>> BEGIN

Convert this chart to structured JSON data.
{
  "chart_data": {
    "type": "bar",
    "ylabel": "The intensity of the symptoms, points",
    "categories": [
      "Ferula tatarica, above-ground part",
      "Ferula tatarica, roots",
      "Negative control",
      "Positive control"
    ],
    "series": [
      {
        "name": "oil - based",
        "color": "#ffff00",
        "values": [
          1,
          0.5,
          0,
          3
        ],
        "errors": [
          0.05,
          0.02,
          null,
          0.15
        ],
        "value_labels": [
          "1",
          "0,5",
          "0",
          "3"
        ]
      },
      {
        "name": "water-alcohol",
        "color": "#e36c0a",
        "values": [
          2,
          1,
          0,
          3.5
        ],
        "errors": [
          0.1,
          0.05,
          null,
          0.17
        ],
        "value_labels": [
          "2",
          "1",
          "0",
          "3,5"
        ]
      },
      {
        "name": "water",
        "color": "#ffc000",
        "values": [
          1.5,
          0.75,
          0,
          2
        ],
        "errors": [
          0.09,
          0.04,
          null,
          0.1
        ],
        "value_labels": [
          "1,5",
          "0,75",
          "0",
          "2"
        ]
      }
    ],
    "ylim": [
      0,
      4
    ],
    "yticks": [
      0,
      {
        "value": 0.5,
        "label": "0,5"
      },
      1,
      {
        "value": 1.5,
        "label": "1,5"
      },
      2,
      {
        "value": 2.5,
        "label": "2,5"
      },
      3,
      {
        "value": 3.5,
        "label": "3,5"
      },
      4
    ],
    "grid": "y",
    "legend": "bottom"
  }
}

>> END

#### Exercise directions:
Without leaving anything out, give the entries again exactly.

#### Reply to the task:
Convert this chart to structured JSON data.
{
  "chart_data": {
    "type": "bar",
    "ylabel": "The intensity of the symptoms, points",
    "categories": [
      "Ferula tatarica, above-ground part",
      "Ferula tatarica, roots",
      "Negative control",
      "Positive control"
    ],
    "series": [
      {
        "name": "oil - based",
        "color": "#ffff00",
        "values": [
          1,
          0.5,
          0,
          3
        ],
        "errors": [
          0.05,
          0.02,
          null,
          0.15
        ],
        "value_labels": [
          "1",
          "0,5",
          "0",
          "3"
        ]
      },
      {
        "name": "water-alcohol",
        "color": "#e36c0a",
        "values": [
          2,
          1,
          0,
          3.5
        ],
        "errors": [
          0.1,
          0.05,
          null,
          0.17
        ],
        "value_labels": [
          "2",
          "1",
          "0",
          "3,5"
        ]
      },
      {
        "name": "water",
        "color": "#ffc000",
        "values": [
          1.5,
          0.75,
          0,
          2
        ],
        "errors": [
          0.09,
          0.04,
          null,
          0.1
        ],
        "value_labels": [
          "1,5",
          "0,75",
          "0",
          "2"
        ]
      }
    ],
    "ylim": [
      0,
      4
    ],
    "yticks": [
      0,
      {
        "value": 0.5,
        "label": "0,5"
      },
      1,
      {
        "value": 1.5,
        "label": "1,5"
      },
      2,
      {
        "value": 2.5,
        "label": "2,5"
      },
      3,
      {
        "value": 3.5,
        "label": "3,5"
      },
      4
    ],
    "grid": "y",
    "legend": "bottom"
  }
}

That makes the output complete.